Your goal –
Take each line containing the word "Images" and copy it.
# START OF Input records
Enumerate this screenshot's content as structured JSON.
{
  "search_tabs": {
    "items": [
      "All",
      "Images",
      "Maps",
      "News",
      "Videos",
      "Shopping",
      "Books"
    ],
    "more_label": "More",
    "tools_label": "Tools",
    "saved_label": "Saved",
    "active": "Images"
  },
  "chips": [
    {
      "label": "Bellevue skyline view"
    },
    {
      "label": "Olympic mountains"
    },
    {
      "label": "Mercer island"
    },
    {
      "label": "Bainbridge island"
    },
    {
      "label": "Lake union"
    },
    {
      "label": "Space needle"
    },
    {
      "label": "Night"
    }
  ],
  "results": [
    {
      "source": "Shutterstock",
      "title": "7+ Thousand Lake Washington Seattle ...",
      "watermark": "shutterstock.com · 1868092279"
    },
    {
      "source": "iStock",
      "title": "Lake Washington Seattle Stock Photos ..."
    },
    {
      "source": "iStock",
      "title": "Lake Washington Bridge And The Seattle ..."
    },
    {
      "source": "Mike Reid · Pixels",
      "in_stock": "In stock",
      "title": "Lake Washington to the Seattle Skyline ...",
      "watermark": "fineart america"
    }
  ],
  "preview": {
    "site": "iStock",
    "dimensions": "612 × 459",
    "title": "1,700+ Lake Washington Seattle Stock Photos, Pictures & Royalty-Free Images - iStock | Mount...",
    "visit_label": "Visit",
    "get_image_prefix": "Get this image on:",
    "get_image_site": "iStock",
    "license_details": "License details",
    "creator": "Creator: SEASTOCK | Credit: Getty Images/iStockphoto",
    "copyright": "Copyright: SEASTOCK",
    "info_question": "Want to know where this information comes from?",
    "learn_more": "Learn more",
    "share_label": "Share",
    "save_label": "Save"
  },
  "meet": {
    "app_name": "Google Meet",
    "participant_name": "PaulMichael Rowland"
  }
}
# END OF Input records
Exercise result –
      "Images",
    "active": "Images"
    "title": "1,700+ Lake Washington Seattle Stock Photos, Pictures & Royalty-Free Images - iStock | Mount...",
    "creator": "Creator: SEASTOCK | Credit: Getty Images/iStockphoto",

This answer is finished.